## start

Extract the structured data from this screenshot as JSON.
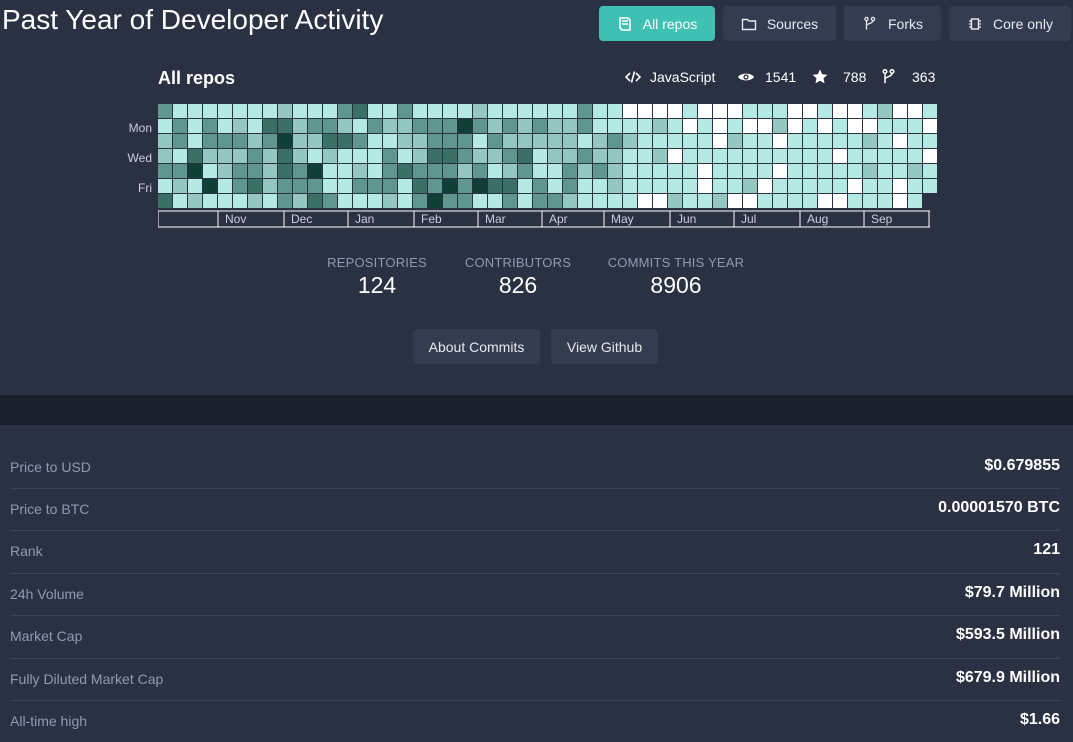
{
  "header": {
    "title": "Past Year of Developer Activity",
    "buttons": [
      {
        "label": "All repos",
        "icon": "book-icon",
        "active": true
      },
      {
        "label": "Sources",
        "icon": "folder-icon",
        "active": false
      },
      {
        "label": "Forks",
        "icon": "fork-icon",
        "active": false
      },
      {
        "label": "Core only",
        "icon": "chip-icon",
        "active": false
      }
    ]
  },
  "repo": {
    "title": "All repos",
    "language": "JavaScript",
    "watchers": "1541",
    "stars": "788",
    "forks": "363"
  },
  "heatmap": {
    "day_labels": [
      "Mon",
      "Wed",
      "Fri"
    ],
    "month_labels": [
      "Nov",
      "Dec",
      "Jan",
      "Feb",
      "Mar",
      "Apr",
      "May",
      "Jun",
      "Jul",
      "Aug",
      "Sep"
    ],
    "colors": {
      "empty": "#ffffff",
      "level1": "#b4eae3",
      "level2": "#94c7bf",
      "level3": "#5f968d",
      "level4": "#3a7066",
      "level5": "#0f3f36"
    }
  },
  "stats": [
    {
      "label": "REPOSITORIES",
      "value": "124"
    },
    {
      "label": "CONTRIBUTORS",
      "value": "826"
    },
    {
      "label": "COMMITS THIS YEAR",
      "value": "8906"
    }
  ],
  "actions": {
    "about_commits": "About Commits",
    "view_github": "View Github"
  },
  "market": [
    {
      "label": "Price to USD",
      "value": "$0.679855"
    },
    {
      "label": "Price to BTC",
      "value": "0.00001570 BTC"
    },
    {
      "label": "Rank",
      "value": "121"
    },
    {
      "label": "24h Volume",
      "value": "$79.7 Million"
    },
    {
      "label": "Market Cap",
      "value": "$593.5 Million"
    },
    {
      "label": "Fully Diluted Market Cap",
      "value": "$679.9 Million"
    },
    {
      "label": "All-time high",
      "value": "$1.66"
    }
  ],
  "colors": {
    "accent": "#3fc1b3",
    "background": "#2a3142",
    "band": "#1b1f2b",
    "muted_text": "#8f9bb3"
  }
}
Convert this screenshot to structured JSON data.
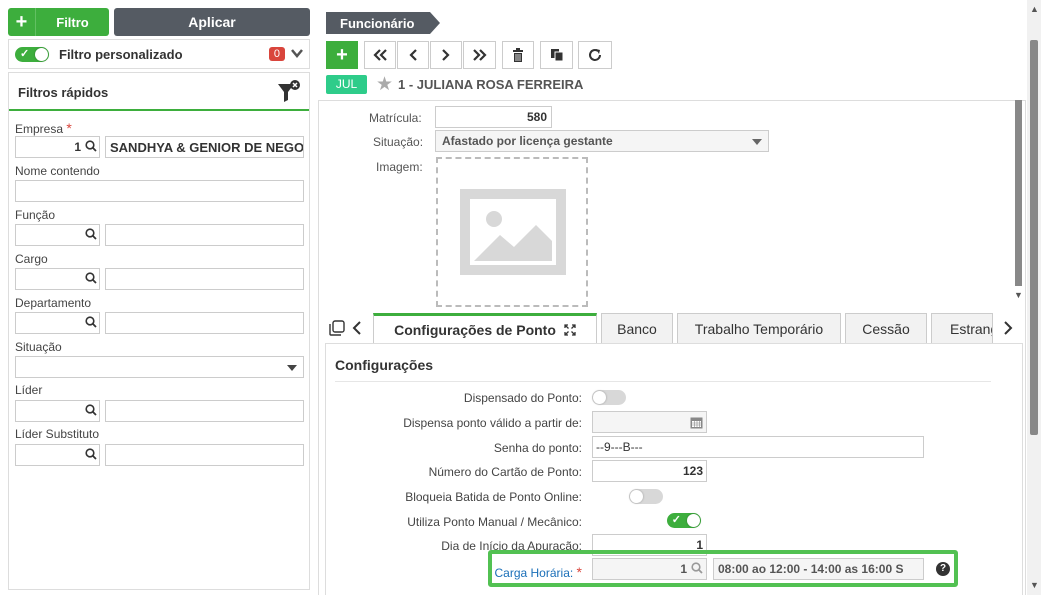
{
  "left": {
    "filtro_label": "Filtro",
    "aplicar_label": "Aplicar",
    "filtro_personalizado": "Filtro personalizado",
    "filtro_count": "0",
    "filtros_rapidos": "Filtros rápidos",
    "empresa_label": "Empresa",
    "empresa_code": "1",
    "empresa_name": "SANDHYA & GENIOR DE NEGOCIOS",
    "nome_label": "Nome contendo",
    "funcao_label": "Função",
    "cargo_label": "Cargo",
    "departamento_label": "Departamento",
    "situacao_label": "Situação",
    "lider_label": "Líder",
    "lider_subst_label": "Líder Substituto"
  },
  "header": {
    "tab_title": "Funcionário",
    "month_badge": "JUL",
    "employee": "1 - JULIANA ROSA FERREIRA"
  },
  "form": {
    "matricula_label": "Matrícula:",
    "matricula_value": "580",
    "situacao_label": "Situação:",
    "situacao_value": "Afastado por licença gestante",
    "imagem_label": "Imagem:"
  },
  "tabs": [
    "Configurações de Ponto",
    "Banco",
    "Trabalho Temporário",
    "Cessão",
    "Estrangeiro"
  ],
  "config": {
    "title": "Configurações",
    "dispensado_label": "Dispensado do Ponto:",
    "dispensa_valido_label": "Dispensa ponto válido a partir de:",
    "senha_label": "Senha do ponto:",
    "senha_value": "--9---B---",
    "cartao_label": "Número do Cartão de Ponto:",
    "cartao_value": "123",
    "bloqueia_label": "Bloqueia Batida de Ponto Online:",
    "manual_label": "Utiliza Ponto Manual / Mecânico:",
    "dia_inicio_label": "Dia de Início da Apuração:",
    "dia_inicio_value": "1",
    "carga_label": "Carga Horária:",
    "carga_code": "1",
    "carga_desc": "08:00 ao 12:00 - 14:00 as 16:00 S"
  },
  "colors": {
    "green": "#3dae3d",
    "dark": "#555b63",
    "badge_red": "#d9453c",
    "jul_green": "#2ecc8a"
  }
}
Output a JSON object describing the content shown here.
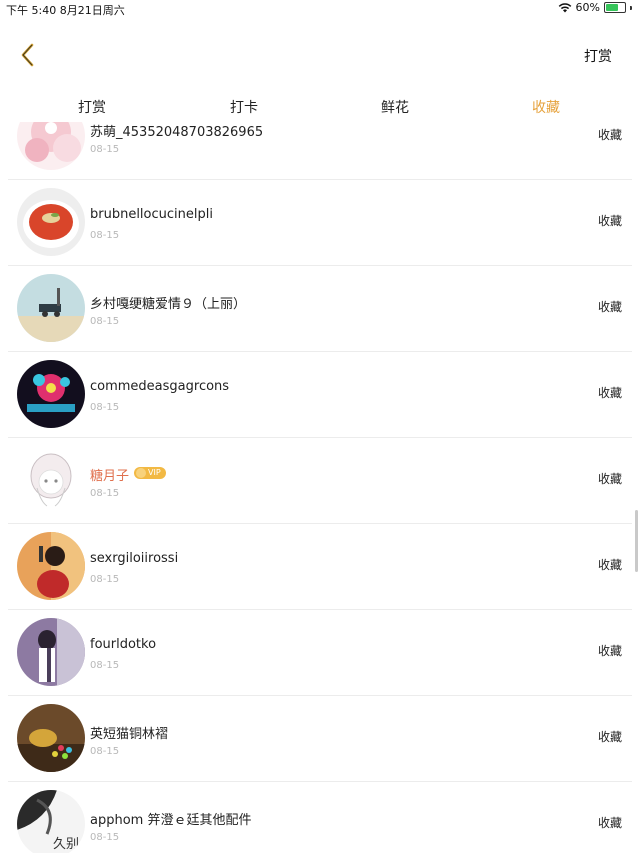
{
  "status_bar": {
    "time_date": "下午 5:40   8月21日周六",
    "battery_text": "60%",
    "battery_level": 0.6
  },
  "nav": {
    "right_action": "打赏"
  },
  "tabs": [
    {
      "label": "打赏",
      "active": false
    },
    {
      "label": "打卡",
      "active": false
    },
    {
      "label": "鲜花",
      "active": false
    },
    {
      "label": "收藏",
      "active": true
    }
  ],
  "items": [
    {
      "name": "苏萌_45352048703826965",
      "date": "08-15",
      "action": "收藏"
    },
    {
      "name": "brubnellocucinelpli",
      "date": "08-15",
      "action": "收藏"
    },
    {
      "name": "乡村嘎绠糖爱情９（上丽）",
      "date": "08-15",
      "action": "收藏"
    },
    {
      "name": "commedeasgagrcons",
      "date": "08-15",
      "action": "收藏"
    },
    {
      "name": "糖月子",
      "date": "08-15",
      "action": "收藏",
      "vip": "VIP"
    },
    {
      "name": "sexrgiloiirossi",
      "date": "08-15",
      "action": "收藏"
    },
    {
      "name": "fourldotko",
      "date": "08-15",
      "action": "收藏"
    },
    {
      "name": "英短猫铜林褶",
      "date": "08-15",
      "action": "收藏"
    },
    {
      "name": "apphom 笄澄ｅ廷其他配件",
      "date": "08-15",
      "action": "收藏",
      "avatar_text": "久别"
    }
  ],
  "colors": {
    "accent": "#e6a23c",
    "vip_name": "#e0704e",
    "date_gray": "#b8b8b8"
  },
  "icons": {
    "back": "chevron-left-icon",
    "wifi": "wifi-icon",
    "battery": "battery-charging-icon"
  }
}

## end

# [EXERCISE OBJECTIVE]
Reproduce all of the material exactly, apart from the pictures.

# [WRITTEN REPLY]
Extract the structured data from this screenshot as JSON.
{
  "header": {
    "title": "Past Year of Developer Activity",
    "buttons": [
      {
        "label": "All repos",
        "icon": "book-icon",
        "active": true
      },
      {
        "label": "Sources",
        "icon": "folder-icon",
        "active": false
      },
      {
        "label": "Forks",
        "icon": "fork-icon",
        "active": false
      },
      {
        "label": "Core only",
        "icon": "chip-icon",
        "active": false
      }
    ]
  },
  "repo": {
    "title": "All repos",
    "language": "JavaScript",
    "watchers": "1541",
    "stars": "788",
    "forks": "363"
  },
  "heatmap": {
    "day_labels": [
      "Mon",
      "Wed",
      "Fri"
    ],
    "month_labels": [
      "Nov",
      "Dec",
      "Jan",
      "Feb",
      "Mar",
      "Apr",
      "May",
      "Jun",
      "Jul",
      "Aug",
      "Sep"
    ],
    "colors": {
      "empty": "#ffffff",
      "level1": "#b4eae3",
      "level2": "#94c7bf",
      "level3": "#5f968d",
      "level4": "#3a7066",
      "level5": "#0f3f36"
    }
  },
  "stats": [
    {
      "label": "REPOSITORIES",
      "value": "124"
    },
    {
      "label": "CONTRIBUTORS",
      "value": "826"
    },
    {
      "label": "COMMITS THIS YEAR",
      "value": "8906"
    }
  ],
  "actions": {
    "about_commits": "About Commits",
    "view_github": "View Github"
  },
  "market": [
    {
      "label": "Price to USD",
      "value": "$0.679855"
    },
    {
      "label": "Price to BTC",
      "value": "0.00001570 BTC"
    },
    {
      "label": "Rank",
      "value": "121"
    },
    {
      "label": "24h Volume",
      "value": "$79.7 Million"
    },
    {
      "label": "Market Cap",
      "value": "$593.5 Million"
    },
    {
      "label": "Fully Diluted Market Cap",
      "value": "$679.9 Million"
    },
    {
      "label": "All-time high",
      "value": "$1.66"
    }
  ],
  "colors": {
    "accent": "#3fc1b3",
    "background": "#2a3142",
    "band": "#1b1f2b",
    "muted_text": "#8f9bb3"
  }
}
Convert this screenshot to structured JSON data.
{
  "left": {
    "filtro_label": "Filtro",
    "aplicar_label": "Aplicar",
    "filtro_personalizado": "Filtro personalizado",
    "filtro_count": "0",
    "filtros_rapidos": "Filtros rápidos",
    "empresa_label": "Empresa",
    "empresa_code": "1",
    "empresa_name": "SANDHYA & GENIOR DE NEGOCIOS",
    "nome_label": "Nome contendo",
    "funcao_label": "Função",
    "cargo_label": "Cargo",
    "departamento_label": "Departamento",
    "situacao_label": "Situação",
    "lider_label": "Líder",
    "lider_subst_label": "Líder Substituto"
  },
  "header": {
    "tab_title": "Funcionário",
    "month_badge": "JUL",
    "employee": "1 - JULIANA ROSA FERREIRA"
  },
  "form": {
    "matricula_label": "Matrícula:",
    "matricula_value": "580",
    "situacao_label": "Situação:",
    "situacao_value": "Afastado por licença gestante",
    "imagem_label": "Imagem:"
  },
  "tabs": [
    "Configurações de Ponto",
    "Banco",
    "Trabalho Temporário",
    "Cessão",
    "Estrangeiro"
  ],
  "config": {
    "title": "Configurações",
    "dispensado_label": "Dispensado do Ponto:",
    "dispensa_valido_label": "Dispensa ponto válido a partir de:",
    "senha_label": "Senha do ponto:",
    "senha_value": "--9---B---",
    "cartao_label": "Número do Cartão de Ponto:",
    "cartao_value": "123",
    "bloqueia_label": "Bloqueia Batida de Ponto Online:",
    "manual_label": "Utiliza Ponto Manual / Mecânico:",
    "dia_inicio_label": "Dia de Início da Apuração:",
    "dia_inicio_value": "1",
    "carga_label": "Carga Horária:",
    "carga_code": "1",
    "carga_desc": "08:00 ao 12:00 - 14:00 as 16:00 S"
  },
  "colors": {
    "green": "#3dae3d",
    "dark": "#555b63",
    "badge_red": "#d9453c",
    "jul_green": "#2ecc8a"
  }
}
Output a JSON object describing the content shown here.
{
  "status_bar": {
    "time_date": "下午 5:40   8月21日周六",
    "battery_text": "60%",
    "battery_level": 0.6
  },
  "nav": {
    "right_action": "打赏"
  },
  "tabs": [
    {
      "label": "打赏",
      "active": false
    },
    {
      "label": "打卡",
      "active": false
    },
    {
      "label": "鲜花",
      "active": false
    },
    {
      "label": "收藏",
      "active": true
    }
  ],
  "items": [
    {
      "name": "苏萌_45352048703826965",
      "date": "08-15",
      "action": "收藏"
    },
    {
      "name": "brubnellocucinelpli",
      "date": "08-15",
      "action": "收藏"
    },
    {
      "name": "乡村嘎绠糖爱情９（上丽）",
      "date": "08-15",
      "action": "收藏"
    },
    {
      "name": "commedeasgagrcons",
      "date": "08-15",
      "action": "收藏"
    },
    {
      "name": "糖月子",
      "date": "08-15",
      "action": "收藏",
      "vip": "VIP"
    },
    {
      "name": "sexrgiloiirossi",
      "date": "08-15",
      "action": "收藏"
    },
    {
      "name": "fourldotko",
      "date": "08-15",
      "action": "收藏"
    },
    {
      "name": "英短猫铜林褶",
      "date": "08-15",
      "action": "收藏"
    },
    {
      "name": "apphom 笄澄ｅ廷其他配件",
      "date": "08-15",
      "action": "收藏",
      "avatar_text": "久别"
    }
  ],
  "colors": {
    "accent": "#e6a23c",
    "vip_name": "#e0704e",
    "date_gray": "#b8b8b8"
  },
  "icons": {
    "back": "chevron-left-icon",
    "wifi": "wifi-icon",
    "battery": "battery-charging-icon"
  }
}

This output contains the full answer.